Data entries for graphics
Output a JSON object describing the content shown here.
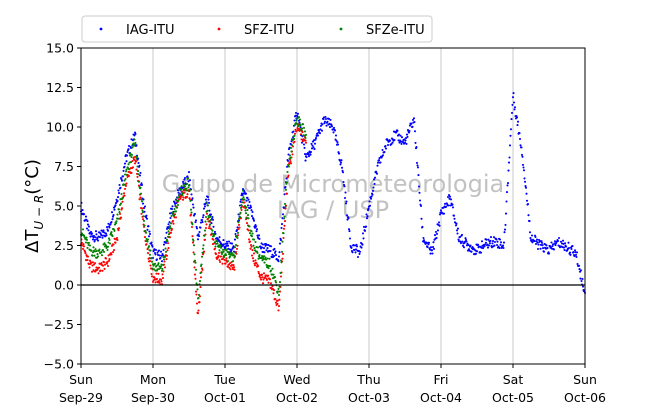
{
  "chart_data": {
    "type": "scatter",
    "ylabel": "ΔT_{U−R}(°C)",
    "ylabel_main": "ΔT",
    "ylabel_sub": "U − R",
    "ylabel_unit": "(°C)",
    "ylim": [
      -5.0,
      15.0
    ],
    "xlim_days": [
      0,
      7
    ],
    "yticks": [
      -5.0,
      -2.5,
      0.0,
      2.5,
      5.0,
      7.5,
      10.0,
      12.5,
      15.0
    ],
    "yticks_labels": [
      "−5.0",
      "−2.5",
      "0.0",
      "2.5",
      "5.0",
      "7.5",
      "10.0",
      "12.5",
      "15.0"
    ],
    "xtick_labels": [
      {
        "day": "Sun",
        "date": "Sep-29"
      },
      {
        "day": "Mon",
        "date": "Sep-30"
      },
      {
        "day": "Tue",
        "date": "Oct-01"
      },
      {
        "day": "Wed",
        "date": "Oct-02"
      },
      {
        "day": "Thu",
        "date": "Oct-03"
      },
      {
        "day": "Fri",
        "date": "Oct-04"
      },
      {
        "day": "Sat",
        "date": "Oct-05"
      },
      {
        "day": "Sun",
        "date": "Oct-06"
      }
    ],
    "grid": "vertical",
    "zero_line": true,
    "legend_position": "top-left-outside",
    "watermark": [
      "Grupo de Micrometeorologia",
      "IAG / USP"
    ],
    "series": [
      {
        "name": "IAG-ITU",
        "color": "#0000ff",
        "x": [
          "Sep-29 00:00",
          "Sep-29 03:00",
          "Sep-29 06:00",
          "Sep-29 09:00",
          "Sep-29 12:00",
          "Sep-29 15:00",
          "Sep-29 18:00",
          "Sep-29 21:00",
          "Sep-30 00:00",
          "Sep-30 03:00",
          "Sep-30 06:00",
          "Sep-30 09:00",
          "Sep-30 12:00",
          "Sep-30 15:00",
          "Sep-30 18:00",
          "Sep-30 21:00",
          "Oct-01 00:00",
          "Oct-01 03:00",
          "Oct-01 06:00",
          "Oct-01 09:00",
          "Oct-01 12:00",
          "Oct-01 15:00",
          "Oct-01 18:00",
          "Oct-01 21:00",
          "Oct-02 00:00",
          "Oct-02 03:00",
          "Oct-02 06:00",
          "Oct-02 09:00",
          "Oct-02 12:00",
          "Oct-02 15:00",
          "Oct-02 18:00",
          "Oct-02 21:00",
          "Oct-03 00:00",
          "Oct-03 03:00",
          "Oct-03 06:00",
          "Oct-03 09:00",
          "Oct-03 12:00",
          "Oct-03 15:00",
          "Oct-03 18:00",
          "Oct-03 21:00",
          "Oct-04 00:00",
          "Oct-04 03:00",
          "Oct-04 06:00",
          "Oct-04 09:00",
          "Oct-04 12:00",
          "Oct-04 15:00",
          "Oct-04 18:00",
          "Oct-04 21:00",
          "Oct-05 00:00",
          "Oct-05 03:00",
          "Oct-05 06:00",
          "Oct-05 09:00",
          "Oct-05 12:00",
          "Oct-05 15:00",
          "Oct-05 18:00",
          "Oct-05 21:00",
          "Oct-06 00:00"
        ],
        "y": [
          5.0,
          3.2,
          3.0,
          3.5,
          5.5,
          8.0,
          9.5,
          5.0,
          2.0,
          1.8,
          4.5,
          6.0,
          6.8,
          3.0,
          5.5,
          3.0,
          2.5,
          2.3,
          6.0,
          4.5,
          2.4,
          2.2,
          1.7,
          8.0,
          11.0,
          8.0,
          9.0,
          10.4,
          10.0,
          7.5,
          2.5,
          2.0,
          5.0,
          7.5,
          9.0,
          9.5,
          9.0,
          10.5,
          3.0,
          2.0,
          4.5,
          5.5,
          3.0,
          2.5,
          2.2,
          2.6,
          2.8,
          2.5,
          12.0,
          8.5,
          3.0,
          2.5,
          2.2,
          2.7,
          2.4,
          2.0,
          -0.5
        ]
      },
      {
        "name": "SFZ-ITU",
        "color": "#ff0000",
        "x": [
          "Sep-29 00:00",
          "Sep-29 03:00",
          "Sep-29 06:00",
          "Sep-29 09:00",
          "Sep-29 12:00",
          "Sep-29 15:00",
          "Sep-29 18:00",
          "Sep-29 21:00",
          "Sep-30 00:00",
          "Sep-30 03:00",
          "Sep-30 06:00",
          "Sep-30 09:00",
          "Sep-30 12:00",
          "Sep-30 15:00",
          "Sep-30 18:00",
          "Sep-30 21:00",
          "Oct-01 00:00",
          "Oct-01 03:00",
          "Oct-01 06:00",
          "Oct-01 09:00",
          "Oct-01 12:00",
          "Oct-01 15:00",
          "Oct-01 18:00",
          "Oct-01 21:00",
          "Oct-02 00:00",
          "Oct-02 03:00"
        ],
        "y": [
          2.8,
          1.2,
          1.0,
          1.5,
          3.0,
          6.5,
          8.0,
          3.5,
          0.5,
          0.3,
          3.5,
          5.5,
          6.0,
          -2.0,
          4.5,
          2.0,
          1.5,
          1.0,
          5.5,
          2.0,
          0.5,
          0.2,
          -1.5,
          7.0,
          10.0,
          9.0
        ]
      },
      {
        "name": "SFZe-ITU",
        "color": "#008000",
        "x": [
          "Sep-29 00:00",
          "Sep-29 03:00",
          "Sep-29 06:00",
          "Sep-29 09:00",
          "Sep-29 12:00",
          "Sep-29 15:00",
          "Sep-29 18:00",
          "Sep-29 21:00",
          "Sep-30 00:00",
          "Sep-30 03:00",
          "Sep-30 06:00",
          "Sep-30 09:00",
          "Sep-30 12:00",
          "Sep-30 15:00",
          "Sep-30 18:00",
          "Sep-30 21:00",
          "Oct-01 00:00",
          "Oct-01 03:00",
          "Oct-01 06:00",
          "Oct-01 09:00",
          "Oct-01 12:00",
          "Oct-01 15:00",
          "Oct-01 18:00",
          "Oct-01 21:00",
          "Oct-02 00:00",
          "Oct-02 03:00"
        ],
        "y": [
          3.5,
          2.2,
          2.0,
          2.5,
          4.0,
          7.0,
          9.0,
          4.0,
          1.2,
          1.0,
          4.0,
          5.8,
          6.5,
          -1.0,
          5.0,
          2.5,
          2.0,
          1.6,
          5.8,
          3.0,
          1.6,
          1.3,
          -0.5,
          7.5,
          10.5,
          9.5
        ]
      }
    ]
  }
}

REQUIREMENT => Check each line of the data above for the word "date" and say how many lines contain it, giving nothing besides the number.

FINISHED TASK => 8